##### Records for this exercise

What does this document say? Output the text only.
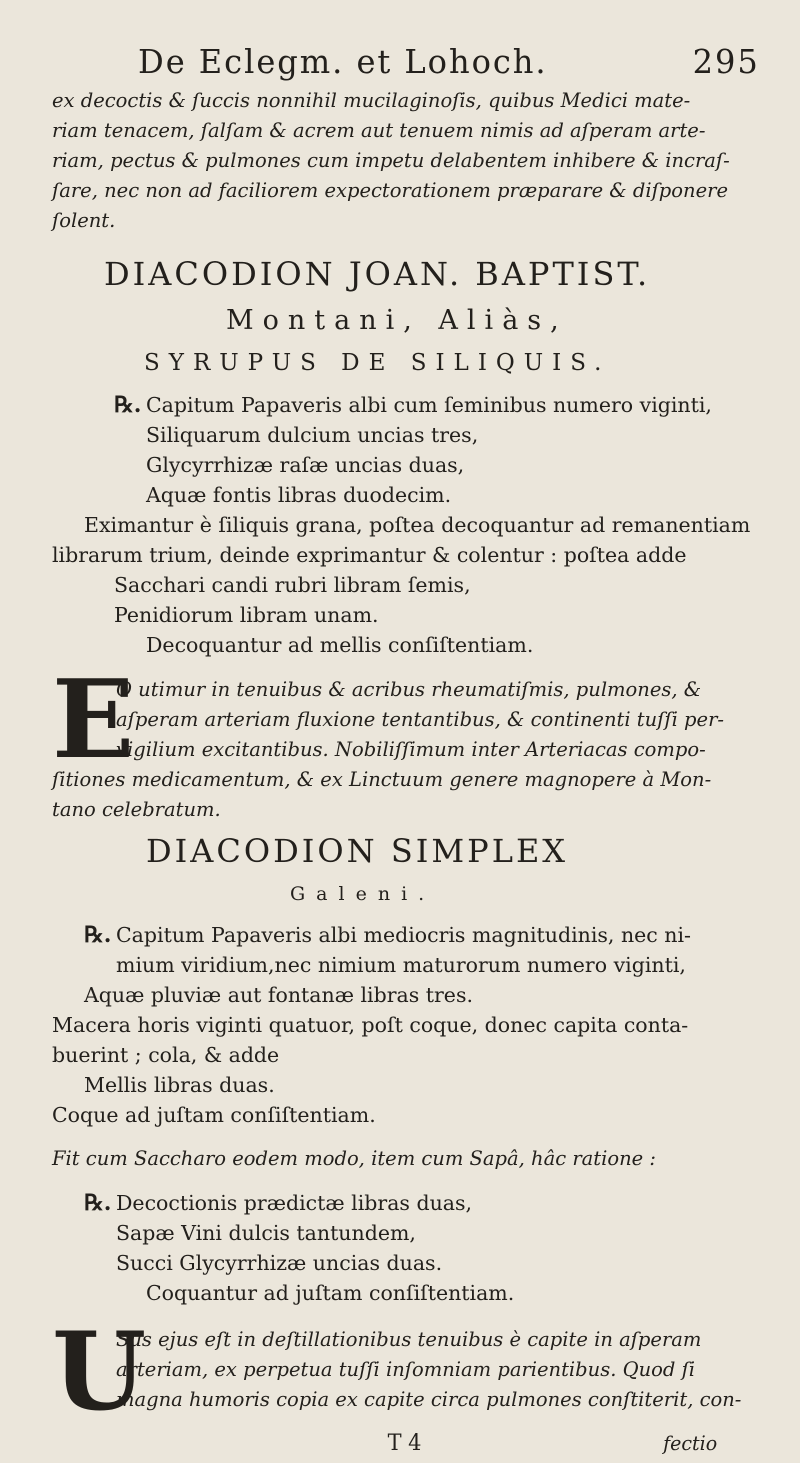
De Eclegm. et Lohoch.	295
ex decoctis & ſuccis nonnihil mucilaginoſis, quibus Medici mate-
riam tenacem, ſalſam & acrem aut tenuem nimis ad aſperam arte-
riam, pectus & pulmones cum impetu delabentem inhibere & incraſ-
ſare, nec non ad faciliorem expectorationem præparare & diſponere
ſolent.
DIACODION JOAN. BAPTIST.
Montani, Aliàs,
SYRUPUS DE SILIQUIS.
℞. Capitum Papaveris albi cum ſeminibus numero viginti,
Siliquarum dulcium uncias tres,
Glycyrrhizæ raſæ uncias duas,
Aquæ fontis libras duodecim.
Eximantur è ſiliquis grana, poſtea decoquantur ad remanentiam
librarum trium, deinde exprimantur & colentur : poſtea adde
Sacchari candi rubri libram ſemis,
Penidiorum libram unam.
Decoquantur ad mellis conſiſtentiam.
E
O utimur in tenuibus & acribus rheumatiſmis, pulmones, &
aſperam arteriam fluxione tentantibus, & continenti tuſſi per-
vigilium excitantibus. Nobiliſſimum inter Arteriacas compo-
ſitiones medicamentum, & ex Linctuum genere magnopere à Mon-
tano celebratum.
DIACODION SIMPLEX
Galeni.
℞. Capitum Papaveris albi mediocris magnitudinis, nec ni-
mium viridium,nec nimium maturorum numero viginti,
Aquæ pluviæ aut fontanæ libras tres.
Macera horis viginti quatuor, poſt coque, donec capita contа-
buerint ; cola, & adde
Mellis libras duas.
Coque ad juſtam conſiſtentiam.
Fit cum Saccharo eodem modo, item cum Sapâ, hâc ratione :
℞. Decoctionis prædictæ libras duas,
Sapæ Vini dulcis tantundem,
Succi Glycyrrhizæ uncias duas.
Coquantur ad juſtam conſiſtentiam.
U
Sus ejus eſt in deſtillationibus tenuibus è capite in aſperam
arteriam, ex perpetua tuſſi inſomniam parientibus. Quod ſi
magna humoris copia ex capite circa pulmones conſtiterit, con-
T 4	fectio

##########

> [Stated task] Repeat all of the entries word for word, but omit the pictures.

> [The reply]
What does this document say? Output the text only.
De Eclegm. et Lohoch.	295
ex decoctis & ſuccis nonnihil mucilaginoſis, quibus Medici mate-
riam tenacem, ſalſam & acrem aut tenuem nimis ad aſperam arte-
riam, pectus & pulmones cum impetu delabentem inhibere & incraſ-
ſare, nec non ad faciliorem expectorationem præparare & diſponere
ſolent.
DIACODION JOAN. BAPTIST.
Montani, Aliàs,
SYRUPUS DE SILIQUIS.
℞. Capitum Papaveris albi cum ſeminibus numero viginti,
Siliquarum dulcium uncias tres,
Glycyrrhizæ raſæ uncias duas,
Aquæ fontis libras duodecim.
Eximantur è ſiliquis grana, poſtea decoquantur ad remanentiam
librarum trium, deinde exprimantur & colentur : poſtea adde
Sacchari candi rubri libram ſemis,
Penidiorum libram unam.
Decoquantur ad mellis conſiſtentiam.
E
O utimur in tenuibus & acribus rheumatiſmis, pulmones, &
aſperam arteriam fluxione tentantibus, & continenti tuſſi per-
vigilium excitantibus. Nobiliſſimum inter Arteriacas compo-
ſitiones medicamentum, & ex Linctuum genere magnopere à Mon-
tano celebratum.
DIACODION SIMPLEX
Galeni.
℞. Capitum Papaveris albi mediocris magnitudinis, nec ni-
mium viridium,nec nimium maturorum numero viginti,
Aquæ pluviæ aut fontanæ libras tres.
Macera horis viginti quatuor, poſt coque, donec capita contа-
buerint ; cola, & adde
Mellis libras duas.
Coque ad juſtam conſiſtentiam.
Fit cum Saccharo eodem modo, item cum Sapâ, hâc ratione :
℞. Decoctionis prædictæ libras duas,
Sapæ Vini dulcis tantundem,
Succi Glycyrrhizæ uncias duas.
Coquantur ad juſtam conſiſtentiam.
U
Sus ejus eſt in deſtillationibus tenuibus è capite in aſperam
arteriam, ex perpetua tuſſi inſomniam parientibus. Quod ſi
magna humoris copia ex capite circa pulmones conſtiterit, con-
T 4	fectio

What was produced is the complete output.